Para Vicente, no es suficiente con ir a los pobres, es necesario sentirse uno con ellos y ver de verdad a Cristo en cada uno de ellos. Sin duda, los pobres son la razón de ser de su vocación al servicio y de su encuentro personal con Cristo. El servicio no es para él algo más añadido al seguimiento, sino lo que le da sentido. Así lo testimonia en la Conferencia del 16 de Marzo de 1642 sobre el servicio a los pobres enfermos a la Hijas de la Caridad:
«El primer motivo, dijo una hermana, es que los pobres tienen el honor de representar a los miembros de Jesucristo, que considera los servicios que se les hacen como hechos a él mismo…»
Este es el verdadero sentido que Vicente entiende con claridad: el servicio hecho al pobre, es hecho al mismo Cristo presente y vivo.

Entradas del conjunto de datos
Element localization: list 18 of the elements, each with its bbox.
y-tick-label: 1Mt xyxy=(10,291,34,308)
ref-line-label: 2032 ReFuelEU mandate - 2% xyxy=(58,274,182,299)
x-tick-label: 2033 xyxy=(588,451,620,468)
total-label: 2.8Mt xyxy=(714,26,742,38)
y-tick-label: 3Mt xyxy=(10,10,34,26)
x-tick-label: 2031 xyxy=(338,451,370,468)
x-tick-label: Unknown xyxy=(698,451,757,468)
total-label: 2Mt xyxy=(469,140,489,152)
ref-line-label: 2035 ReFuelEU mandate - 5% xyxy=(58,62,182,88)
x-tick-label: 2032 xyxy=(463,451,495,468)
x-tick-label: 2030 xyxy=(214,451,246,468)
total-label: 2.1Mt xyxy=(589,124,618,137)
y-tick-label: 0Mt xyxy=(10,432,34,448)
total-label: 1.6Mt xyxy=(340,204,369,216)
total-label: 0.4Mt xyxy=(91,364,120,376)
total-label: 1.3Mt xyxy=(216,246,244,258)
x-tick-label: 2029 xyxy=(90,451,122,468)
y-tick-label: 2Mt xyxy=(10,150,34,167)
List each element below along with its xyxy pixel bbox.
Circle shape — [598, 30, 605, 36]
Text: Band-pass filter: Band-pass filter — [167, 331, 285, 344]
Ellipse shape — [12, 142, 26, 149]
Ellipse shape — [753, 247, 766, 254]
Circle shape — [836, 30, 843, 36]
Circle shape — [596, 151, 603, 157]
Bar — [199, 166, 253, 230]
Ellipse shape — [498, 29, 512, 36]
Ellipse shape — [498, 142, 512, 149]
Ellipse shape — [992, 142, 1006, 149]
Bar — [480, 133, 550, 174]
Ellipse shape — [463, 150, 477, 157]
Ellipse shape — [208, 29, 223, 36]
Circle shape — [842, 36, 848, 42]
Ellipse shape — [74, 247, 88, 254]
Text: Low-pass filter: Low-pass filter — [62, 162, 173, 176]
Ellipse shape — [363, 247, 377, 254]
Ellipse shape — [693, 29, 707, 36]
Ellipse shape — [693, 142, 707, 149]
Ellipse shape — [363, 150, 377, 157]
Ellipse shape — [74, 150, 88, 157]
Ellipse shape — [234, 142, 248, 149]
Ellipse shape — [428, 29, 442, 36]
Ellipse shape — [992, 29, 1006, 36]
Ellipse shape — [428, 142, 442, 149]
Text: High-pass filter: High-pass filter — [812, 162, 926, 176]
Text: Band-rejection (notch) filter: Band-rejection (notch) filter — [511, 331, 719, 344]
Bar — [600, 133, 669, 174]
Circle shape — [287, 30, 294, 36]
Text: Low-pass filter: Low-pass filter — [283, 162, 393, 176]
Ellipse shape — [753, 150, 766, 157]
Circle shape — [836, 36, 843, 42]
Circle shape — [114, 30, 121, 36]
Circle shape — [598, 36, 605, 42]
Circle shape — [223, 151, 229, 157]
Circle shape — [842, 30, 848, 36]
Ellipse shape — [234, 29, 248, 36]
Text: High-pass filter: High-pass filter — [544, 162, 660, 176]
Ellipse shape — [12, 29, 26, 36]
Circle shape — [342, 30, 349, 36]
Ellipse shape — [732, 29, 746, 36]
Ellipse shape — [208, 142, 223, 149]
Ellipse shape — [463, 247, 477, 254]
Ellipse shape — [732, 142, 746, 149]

PREGUNTAS DE ESTUDIO
**A)** Responde con datos del fragmento sobre Vicente y el servicio a los pobres. Marca cada respuesta igual que su pregunta.
(i) ¿En qué fecha tuvo lugar la Conferencia sobre el servicio a los pobres enfermos?
(ii) ¿A quiénes estaba dirigida esa Conferencia?
(iii) Según la hermana citada, ¿qué honor tienen los pobres?
**B)** Resume en dos oraciones el fragmento sobre Vicente y el servicio a los pobres.
**C)** Continúa el fragmento sobre Vicente y el servicio a los pobres a partir de su última oración.

RESPUESTAS POR TAREA
**A)**
(i) El 16 de marzo de 1642.
(ii) A las Hijas de la Caridad.
(iii) El honor de representar a los miembros de Jesucristo.

**B)** Para Vicente no basta con ir a los pobres, sino que hay que sentirse uno con ellos y ver a Cristo en cada uno, pues ellos dan sentido a su vocación de servicio. Así lo testimonia en la Conferencia del 16 de marzo de 1642 a las Hijas de la Caridad: el servicio hecho al pobre es hecho al mismo Cristo, presente y vivo.

**C)**
Pero además, no es un servicio realizado en nombre propio, sino en nombre de quien lo envía: La Iglesia. Por eso Vicente busca en todo momento la aprobación y el aliento constante de la Iglesia, e incluso cuando su voluntad no es la de ésta, desplaza la suya propia para cumplir la de la Iglesia. Esta es una actitud gratuita y verdaderamente desinteresada que emana de la capacidad de discernimiento del verdadero Siervo. No es importante la propia voluntad, sino que el criterio de discernimiento ha de ser el mismo que el objetivo: el servicio, no como obligación sino como verdadero Don concedido por Dios, una gracia y un regalo para el encuentro con Cristo. Sin duda, cuando el servicio es entendido así, cambian muchas cosas.
Entendido como Don, el servicio conlleva también una responsabilidad necesaria: la formación. Pues no se sirve con condescendencia, sino con agradecimiento por la ocasión recibida y poniendo todo el esfuerzo posible en ello. Por eso Vicente recomienda una verdadera preparación académica encaminada a poder ofrecer un verdadero servicio, más allá de otro tipo de formación que busque otros objetivos:
- «Estudiar sobriamente, queriendo saber sólo las cosas que nos conciernen según nuestra condición.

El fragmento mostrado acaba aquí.